GOAL OF THE EXERCISE – Images excluded, repeat each entry below exactly.

Start of DATA FOR PROCESSING

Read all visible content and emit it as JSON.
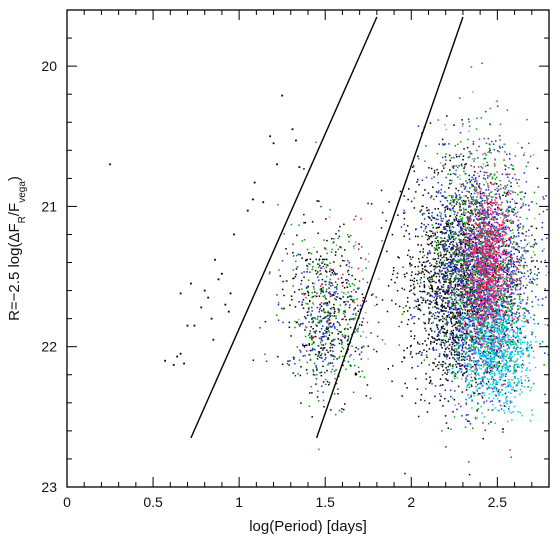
{
  "chart_data": {
    "type": "scatter",
    "title": "",
    "xlabel": "log(Period)  [days]",
    "ylabel": "R=−2.5 log(ΔF_R/F_vega)",
    "ylabel_parts": {
      "prefix": "R=−2.5 log(ΔF",
      "sub1": "R",
      "mid": "/F",
      "sub2": "vega",
      "suffix": ")"
    },
    "xlim": [
      0,
      2.8
    ],
    "ylim": [
      23,
      19.6
    ],
    "y_inverted": true,
    "grid": false,
    "legend": "none",
    "x_ticks": [
      {
        "value": 0,
        "label": "0"
      },
      {
        "value": 0.5,
        "label": "0.5"
      },
      {
        "value": 1,
        "label": "1"
      },
      {
        "value": 1.5,
        "label": "1.5"
      },
      {
        "value": 2,
        "label": "2"
      },
      {
        "value": 2.5,
        "label": "2.5"
      }
    ],
    "y_ticks": [
      {
        "value": 20,
        "label": "20"
      },
      {
        "value": 21,
        "label": "21"
      },
      {
        "value": 22,
        "label": "22"
      },
      {
        "value": 23,
        "label": "23"
      }
    ],
    "lines": [
      {
        "x": [
          0.72,
          1.8
        ],
        "y": [
          22.65,
          19.65
        ]
      },
      {
        "x": [
          1.45,
          2.3
        ],
        "y": [
          22.65,
          19.65
        ]
      }
    ],
    "sparse_points": [
      [
        0.25,
        20.7
      ],
      [
        0.57,
        22.1
      ],
      [
        0.62,
        22.13
      ],
      [
        0.64,
        22.07
      ],
      [
        0.66,
        22.05
      ],
      [
        0.68,
        22.12
      ],
      [
        0.7,
        21.85
      ],
      [
        0.74,
        21.85
      ],
      [
        0.72,
        21.55
      ],
      [
        0.66,
        21.62
      ],
      [
        0.78,
        21.72
      ],
      [
        0.8,
        21.6
      ],
      [
        0.82,
        21.65
      ],
      [
        0.84,
        21.8
      ],
      [
        0.85,
        21.95
      ],
      [
        0.86,
        21.38
      ],
      [
        0.88,
        21.52
      ],
      [
        0.9,
        21.48
      ],
      [
        0.92,
        21.7
      ],
      [
        0.94,
        21.75
      ],
      [
        0.95,
        21.62
      ],
      [
        0.97,
        21.2
      ],
      [
        1.05,
        21.03
      ],
      [
        1.08,
        20.95
      ],
      [
        1.09,
        20.83
      ],
      [
        1.14,
        20.97
      ],
      [
        1.18,
        20.5
      ],
      [
        1.2,
        20.55
      ],
      [
        1.22,
        20.7
      ],
      [
        1.25,
        20.21
      ],
      [
        1.31,
        20.45
      ],
      [
        1.33,
        20.53
      ],
      [
        1.35,
        20.72
      ]
    ],
    "clusters": [
      {
        "color": "#000000",
        "n": 320,
        "cx": 1.5,
        "cy": 21.75,
        "sx": 0.12,
        "sy": 0.3
      },
      {
        "color": "#00a000",
        "n": 240,
        "cx": 1.52,
        "cy": 21.75,
        "sx": 0.13,
        "sy": 0.3
      },
      {
        "color": "#1f2fd0",
        "n": 200,
        "cx": 1.5,
        "cy": 21.8,
        "sx": 0.13,
        "sy": 0.28
      },
      {
        "color": "#e0103a",
        "n": 35,
        "cx": 1.56,
        "cy": 21.55,
        "sx": 0.1,
        "sy": 0.25
      },
      {
        "color": "#9aa0a6",
        "n": 35,
        "cx": 1.58,
        "cy": 21.7,
        "sx": 0.12,
        "sy": 0.28
      },
      {
        "color": "#000000",
        "n": 1700,
        "cx": 2.28,
        "cy": 21.55,
        "sx": 0.16,
        "sy": 0.38
      },
      {
        "color": "#1f2fd0",
        "n": 1500,
        "cx": 2.4,
        "cy": 21.5,
        "sx": 0.16,
        "sy": 0.4
      },
      {
        "color": "#00a000",
        "n": 900,
        "cx": 2.4,
        "cy": 21.4,
        "sx": 0.15,
        "sy": 0.42
      },
      {
        "color": "#7a30c0",
        "n": 500,
        "cx": 2.43,
        "cy": 21.55,
        "sx": 0.1,
        "sy": 0.35
      },
      {
        "color": "#ff2060",
        "n": 750,
        "cx": 2.44,
        "cy": 21.45,
        "sx": 0.07,
        "sy": 0.3
      },
      {
        "color": "#00d0e0",
        "n": 750,
        "cx": 2.5,
        "cy": 22.05,
        "sx": 0.1,
        "sy": 0.2
      },
      {
        "color": "#9aa0a6",
        "n": 200,
        "cx": 2.45,
        "cy": 21.4,
        "sx": 0.15,
        "sy": 0.45
      }
    ]
  }
}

End of DATA FOR PROCESSING

SOLUTION –
Read all visible content and emit it as JSON.
{
  "chart_data": {
    "type": "scatter",
    "title": "",
    "xlabel": "log(Period)  [days]",
    "ylabel": "R=−2.5 log(ΔF_R/F_vega)",
    "ylabel_parts": {
      "prefix": "R=−2.5 log(ΔF",
      "sub1": "R",
      "mid": "/F",
      "sub2": "vega",
      "suffix": ")"
    },
    "xlim": [
      0,
      2.8
    ],
    "ylim": [
      23,
      19.6
    ],
    "y_inverted": true,
    "grid": false,
    "legend": "none",
    "x_ticks": [
      {
        "value": 0,
        "label": "0"
      },
      {
        "value": 0.5,
        "label": "0.5"
      },
      {
        "value": 1,
        "label": "1"
      },
      {
        "value": 1.5,
        "label": "1.5"
      },
      {
        "value": 2,
        "label": "2"
      },
      {
        "value": 2.5,
        "label": "2.5"
      }
    ],
    "y_ticks": [
      {
        "value": 20,
        "label": "20"
      },
      {
        "value": 21,
        "label": "21"
      },
      {
        "value": 22,
        "label": "22"
      },
      {
        "value": 23,
        "label": "23"
      }
    ],
    "lines": [
      {
        "x": [
          0.72,
          1.8
        ],
        "y": [
          22.65,
          19.65
        ]
      },
      {
        "x": [
          1.45,
          2.3
        ],
        "y": [
          22.65,
          19.65
        ]
      }
    ],
    "sparse_points": [
      [
        0.25,
        20.7
      ],
      [
        0.57,
        22.1
      ],
      [
        0.62,
        22.13
      ],
      [
        0.64,
        22.07
      ],
      [
        0.66,
        22.05
      ],
      [
        0.68,
        22.12
      ],
      [
        0.7,
        21.85
      ],
      [
        0.74,
        21.85
      ],
      [
        0.72,
        21.55
      ],
      [
        0.66,
        21.62
      ],
      [
        0.78,
        21.72
      ],
      [
        0.8,
        21.6
      ],
      [
        0.82,
        21.65
      ],
      [
        0.84,
        21.8
      ],
      [
        0.85,
        21.95
      ],
      [
        0.86,
        21.38
      ],
      [
        0.88,
        21.52
      ],
      [
        0.9,
        21.48
      ],
      [
        0.92,
        21.7
      ],
      [
        0.94,
        21.75
      ],
      [
        0.95,
        21.62
      ],
      [
        0.97,
        21.2
      ],
      [
        1.05,
        21.03
      ],
      [
        1.08,
        20.95
      ],
      [
        1.09,
        20.83
      ],
      [
        1.14,
        20.97
      ],
      [
        1.18,
        20.5
      ],
      [
        1.2,
        20.55
      ],
      [
        1.22,
        20.7
      ],
      [
        1.25,
        20.21
      ],
      [
        1.31,
        20.45
      ],
      [
        1.33,
        20.53
      ],
      [
        1.35,
        20.72
      ]
    ],
    "clusters": [
      {
        "color": "#000000",
        "n": 320,
        "cx": 1.5,
        "cy": 21.75,
        "sx": 0.12,
        "sy": 0.3
      },
      {
        "color": "#00a000",
        "n": 240,
        "cx": 1.52,
        "cy": 21.75,
        "sx": 0.13,
        "sy": 0.3
      },
      {
        "color": "#1f2fd0",
        "n": 200,
        "cx": 1.5,
        "cy": 21.8,
        "sx": 0.13,
        "sy": 0.28
      },
      {
        "color": "#e0103a",
        "n": 35,
        "cx": 1.56,
        "cy": 21.55,
        "sx": 0.1,
        "sy": 0.25
      },
      {
        "color": "#9aa0a6",
        "n": 35,
        "cx": 1.58,
        "cy": 21.7,
        "sx": 0.12,
        "sy": 0.28
      },
      {
        "color": "#000000",
        "n": 1700,
        "cx": 2.28,
        "cy": 21.55,
        "sx": 0.16,
        "sy": 0.38
      },
      {
        "color": "#1f2fd0",
        "n": 1500,
        "cx": 2.4,
        "cy": 21.5,
        "sx": 0.16,
        "sy": 0.4
      },
      {
        "color": "#00a000",
        "n": 900,
        "cx": 2.4,
        "cy": 21.4,
        "sx": 0.15,
        "sy": 0.42
      },
      {
        "color": "#7a30c0",
        "n": 500,
        "cx": 2.43,
        "cy": 21.55,
        "sx": 0.1,
        "sy": 0.35
      },
      {
        "color": "#ff2060",
        "n": 750,
        "cx": 2.44,
        "cy": 21.45,
        "sx": 0.07,
        "sy": 0.3
      },
      {
        "color": "#00d0e0",
        "n": 750,
        "cx": 2.5,
        "cy": 22.05,
        "sx": 0.1,
        "sy": 0.2
      },
      {
        "color": "#9aa0a6",
        "n": 200,
        "cx": 2.45,
        "cy": 21.4,
        "sx": 0.15,
        "sy": 0.45
      }
    ]
  }
}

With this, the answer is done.